Extract the records in full, leaving every picture out.

| Source material |
╔══

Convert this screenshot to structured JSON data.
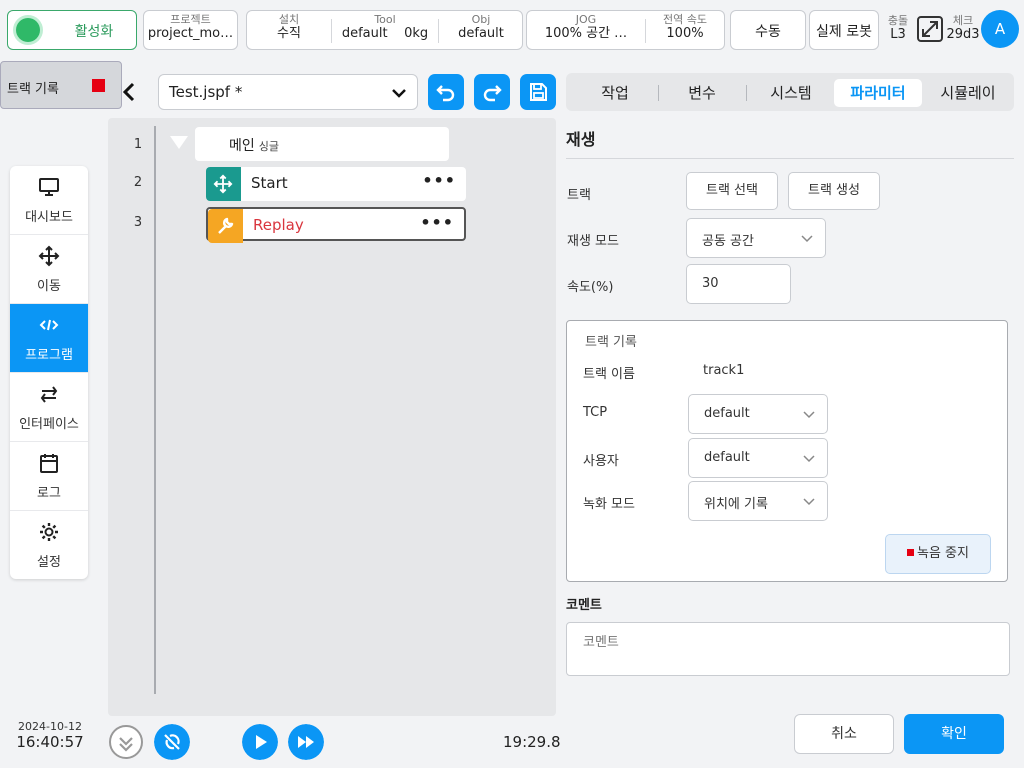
{
  "topbar": {
    "activate_label": "활성화",
    "project_caption": "프로젝트",
    "project_value": "project_mo…",
    "install_caption": "설치",
    "install_value": "수직",
    "tool_caption": "Tool",
    "tool_value": "default",
    "tool_weight": "0kg",
    "obj_caption": "Obj",
    "obj_value": "default",
    "jog_caption": "JOG",
    "jog_value": "100%  공간 …",
    "global_speed_caption": "전역 속도",
    "global_speed_value": "100%",
    "manual_label": "수동",
    "real_robot_label": "실제 로봇",
    "collision_caption": "충돌",
    "collision_value": "L3",
    "check_caption": "체크",
    "check_value": "29d3",
    "avatar_letter": "A"
  },
  "track_record_floating": {
    "label": "트랙 기록"
  },
  "sidebar": {
    "items": [
      {
        "label": "대시보드",
        "icon": "monitor-icon"
      },
      {
        "label": "이동",
        "icon": "move-icon"
      },
      {
        "label": "프로그램",
        "icon": "code-icon",
        "active": true
      },
      {
        "label": "인터페이스",
        "icon": "swap-icon"
      },
      {
        "label": "로그",
        "icon": "calendar-icon"
      },
      {
        "label": "설정",
        "icon": "gear-icon"
      }
    ]
  },
  "datetime": {
    "date": "2024-10-12",
    "time": "16:40:57"
  },
  "editor": {
    "file_name": "Test.jspf *",
    "lines": [
      "1",
      "2",
      "3"
    ],
    "main_label": "메인",
    "main_sub": "싱글",
    "nodes": [
      {
        "label": "Start",
        "icon": "move-icon",
        "color": "#1a9a8f"
      },
      {
        "label": "Replay",
        "icon": "wrench-icon",
        "color": "#f5a623",
        "selected": true
      }
    ],
    "more": "•••",
    "timer": "19:29.8"
  },
  "tabs": [
    {
      "label": "작업"
    },
    {
      "label": "변수"
    },
    {
      "label": "시스템"
    },
    {
      "label": "파라미터",
      "active": true
    },
    {
      "label": "시뮬레이"
    }
  ],
  "panel": {
    "title": "재생",
    "track_label": "트랙",
    "track_select_btn": "트랙 선택",
    "track_create_btn": "트랙 생성",
    "play_mode_label": "재생 모드",
    "play_mode_value": "공동 공간",
    "speed_label": "속도(%)",
    "speed_value": "30",
    "group": {
      "title": "트랙 기록",
      "track_name_label": "트랙 이름",
      "track_name_value": "track1",
      "tcp_label": "TCP",
      "tcp_value": "default",
      "user_label": "사용자",
      "user_value": "default",
      "record_mode_label": "녹화 모드",
      "record_mode_value": "위치에 기록",
      "stop_record_btn": "녹음 중지"
    },
    "comment_title": "코멘트",
    "comment_placeholder": "코멘트",
    "cancel_btn": "취소",
    "confirm_btn": "확인"
  },
  "colors": {
    "accent": "#0b96f5",
    "active_green": "#2fb968",
    "stop_red": "#e60012"
  }
}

╚══

| Problem solution |
Convert this screenshot to structured JSON data.
{
  "topbar": {
    "activate_label": "활성화",
    "project_caption": "프로젝트",
    "project_value": "project_mo…",
    "install_caption": "설치",
    "install_value": "수직",
    "tool_caption": "Tool",
    "tool_value": "default",
    "tool_weight": "0kg",
    "obj_caption": "Obj",
    "obj_value": "default",
    "jog_caption": "JOG",
    "jog_value": "100%  공간 …",
    "global_speed_caption": "전역 속도",
    "global_speed_value": "100%",
    "manual_label": "수동",
    "real_robot_label": "실제 로봇",
    "collision_caption": "충돌",
    "collision_value": "L3",
    "check_caption": "체크",
    "check_value": "29d3",
    "avatar_letter": "A"
  },
  "track_record_floating": {
    "label": "트랙 기록"
  },
  "sidebar": {
    "items": [
      {
        "label": "대시보드",
        "icon": "monitor-icon"
      },
      {
        "label": "이동",
        "icon": "move-icon"
      },
      {
        "label": "프로그램",
        "icon": "code-icon",
        "active": true
      },
      {
        "label": "인터페이스",
        "icon": "swap-icon"
      },
      {
        "label": "로그",
        "icon": "calendar-icon"
      },
      {
        "label": "설정",
        "icon": "gear-icon"
      }
    ]
  },
  "datetime": {
    "date": "2024-10-12",
    "time": "16:40:57"
  },
  "editor": {
    "file_name": "Test.jspf *",
    "lines": [
      "1",
      "2",
      "3"
    ],
    "main_label": "메인",
    "main_sub": "싱글",
    "nodes": [
      {
        "label": "Start",
        "icon": "move-icon",
        "color": "#1a9a8f"
      },
      {
        "label": "Replay",
        "icon": "wrench-icon",
        "color": "#f5a623",
        "selected": true
      }
    ],
    "more": "•••",
    "timer": "19:29.8"
  },
  "tabs": [
    {
      "label": "작업"
    },
    {
      "label": "변수"
    },
    {
      "label": "시스템"
    },
    {
      "label": "파라미터",
      "active": true
    },
    {
      "label": "시뮬레이"
    }
  ],
  "panel": {
    "title": "재생",
    "track_label": "트랙",
    "track_select_btn": "트랙 선택",
    "track_create_btn": "트랙 생성",
    "play_mode_label": "재생 모드",
    "play_mode_value": "공동 공간",
    "speed_label": "속도(%)",
    "speed_value": "30",
    "group": {
      "title": "트랙 기록",
      "track_name_label": "트랙 이름",
      "track_name_value": "track1",
      "tcp_label": "TCP",
      "tcp_value": "default",
      "user_label": "사용자",
      "user_value": "default",
      "record_mode_label": "녹화 모드",
      "record_mode_value": "위치에 기록",
      "stop_record_btn": "녹음 중지"
    },
    "comment_title": "코멘트",
    "comment_placeholder": "코멘트",
    "cancel_btn": "취소",
    "confirm_btn": "확인"
  },
  "colors": {
    "accent": "#0b96f5",
    "active_green": "#2fb968",
    "stop_red": "#e60012"
  }
}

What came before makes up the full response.